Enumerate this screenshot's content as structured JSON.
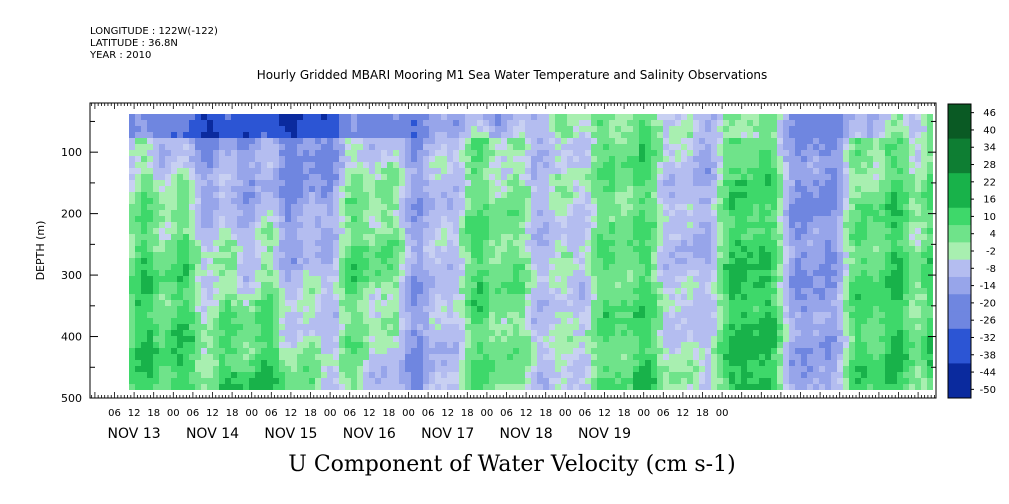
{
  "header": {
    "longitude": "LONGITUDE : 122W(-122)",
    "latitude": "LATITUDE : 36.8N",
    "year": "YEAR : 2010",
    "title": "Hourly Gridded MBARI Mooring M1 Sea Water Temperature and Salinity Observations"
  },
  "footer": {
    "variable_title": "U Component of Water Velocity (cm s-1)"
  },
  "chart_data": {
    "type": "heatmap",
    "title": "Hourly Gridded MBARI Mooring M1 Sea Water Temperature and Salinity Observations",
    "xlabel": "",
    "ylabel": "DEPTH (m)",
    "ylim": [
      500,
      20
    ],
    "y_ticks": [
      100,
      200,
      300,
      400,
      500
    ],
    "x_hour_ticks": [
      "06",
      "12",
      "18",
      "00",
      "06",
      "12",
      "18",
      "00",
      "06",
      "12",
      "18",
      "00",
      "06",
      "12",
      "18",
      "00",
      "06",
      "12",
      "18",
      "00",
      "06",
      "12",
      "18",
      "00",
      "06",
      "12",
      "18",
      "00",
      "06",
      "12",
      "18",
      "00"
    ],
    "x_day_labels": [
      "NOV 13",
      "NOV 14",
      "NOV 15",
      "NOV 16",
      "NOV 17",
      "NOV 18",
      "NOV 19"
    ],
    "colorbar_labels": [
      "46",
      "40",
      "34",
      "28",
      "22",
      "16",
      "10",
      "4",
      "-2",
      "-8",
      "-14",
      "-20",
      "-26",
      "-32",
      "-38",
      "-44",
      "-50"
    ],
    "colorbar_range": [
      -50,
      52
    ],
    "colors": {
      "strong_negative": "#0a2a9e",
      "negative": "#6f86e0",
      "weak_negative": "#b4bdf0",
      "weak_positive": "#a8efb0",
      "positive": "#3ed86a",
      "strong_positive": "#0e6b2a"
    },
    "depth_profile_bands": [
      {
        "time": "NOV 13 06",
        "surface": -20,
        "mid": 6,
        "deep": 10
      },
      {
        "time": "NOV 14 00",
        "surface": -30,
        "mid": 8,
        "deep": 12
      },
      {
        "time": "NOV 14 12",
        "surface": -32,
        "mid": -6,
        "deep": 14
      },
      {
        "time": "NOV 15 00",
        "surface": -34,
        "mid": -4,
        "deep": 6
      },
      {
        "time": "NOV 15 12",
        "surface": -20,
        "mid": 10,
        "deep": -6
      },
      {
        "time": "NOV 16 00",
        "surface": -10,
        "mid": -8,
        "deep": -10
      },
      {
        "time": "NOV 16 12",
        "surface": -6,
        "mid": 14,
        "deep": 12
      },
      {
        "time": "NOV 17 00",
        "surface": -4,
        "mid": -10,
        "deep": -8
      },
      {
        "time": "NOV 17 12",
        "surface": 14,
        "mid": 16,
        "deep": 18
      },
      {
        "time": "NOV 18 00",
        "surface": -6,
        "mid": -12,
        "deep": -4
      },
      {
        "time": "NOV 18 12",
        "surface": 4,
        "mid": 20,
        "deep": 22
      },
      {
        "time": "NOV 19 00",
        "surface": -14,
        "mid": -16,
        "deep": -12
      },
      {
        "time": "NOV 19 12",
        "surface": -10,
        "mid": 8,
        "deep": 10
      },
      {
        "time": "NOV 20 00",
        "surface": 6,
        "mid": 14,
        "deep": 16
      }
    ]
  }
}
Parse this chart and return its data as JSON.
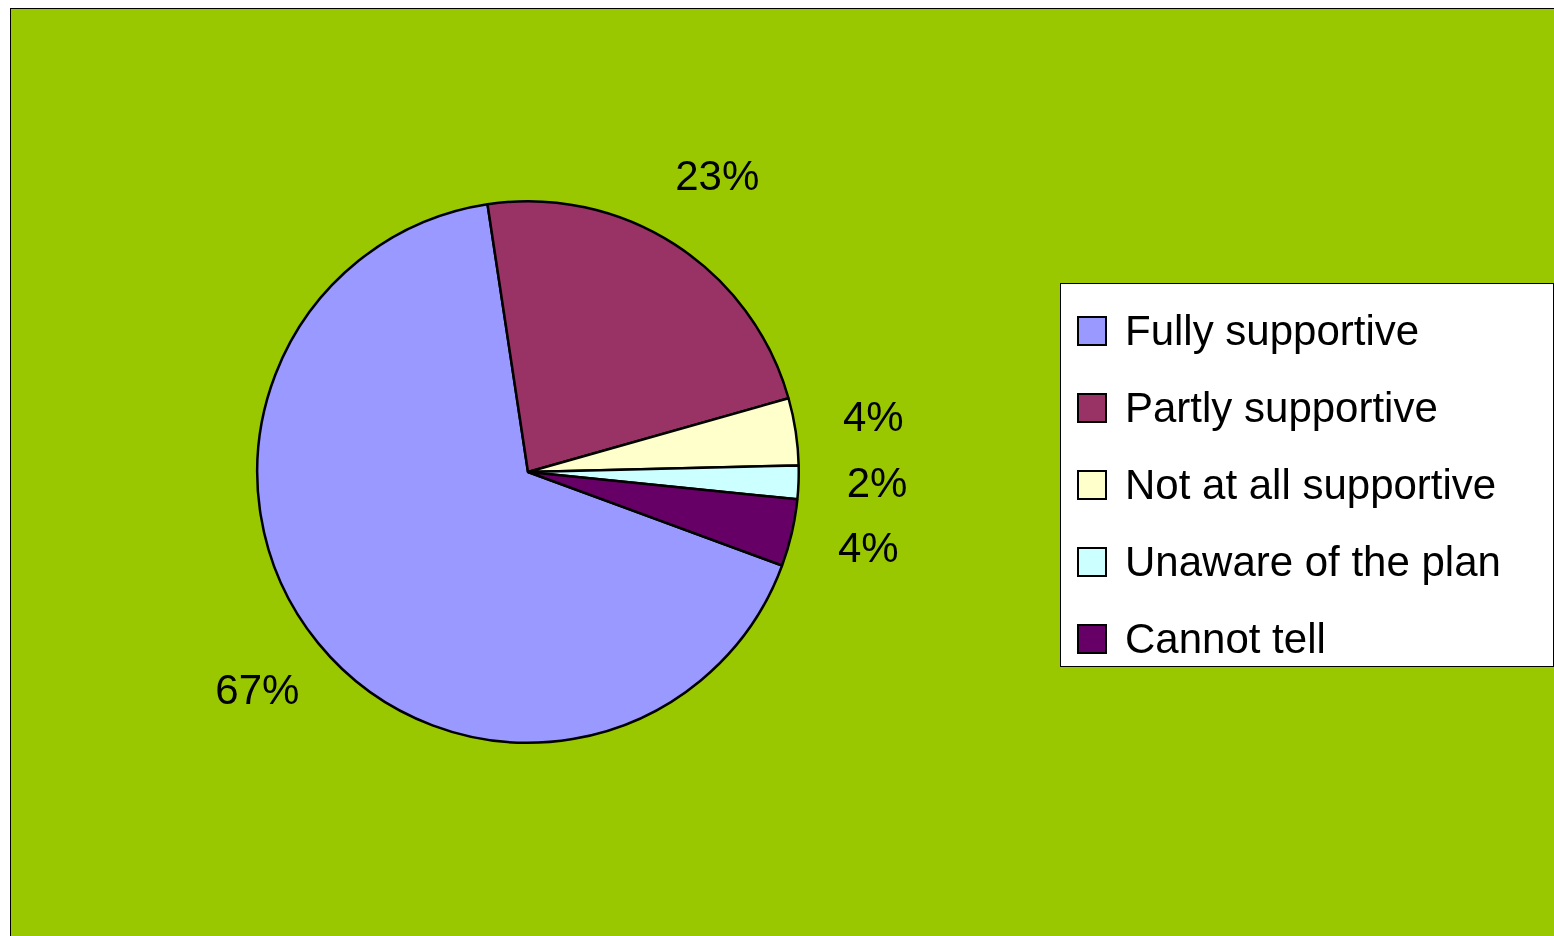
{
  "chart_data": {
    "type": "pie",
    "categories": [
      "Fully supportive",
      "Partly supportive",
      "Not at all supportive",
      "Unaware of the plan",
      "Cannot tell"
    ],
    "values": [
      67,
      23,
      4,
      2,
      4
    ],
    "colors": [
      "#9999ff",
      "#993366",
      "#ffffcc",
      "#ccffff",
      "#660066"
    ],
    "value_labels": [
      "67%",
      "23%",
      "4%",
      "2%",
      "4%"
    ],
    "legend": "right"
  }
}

Directions - Make a copy of each line that contains the string "Salinity".

The response -
    "title": "Hourly Gridded MBARI Mooring M1 Sea Water Temperature and Salinity Observations"
    "title": "Hourly Gridded MBARI Mooring M1 Sea Water Temperature and Salinity Observations",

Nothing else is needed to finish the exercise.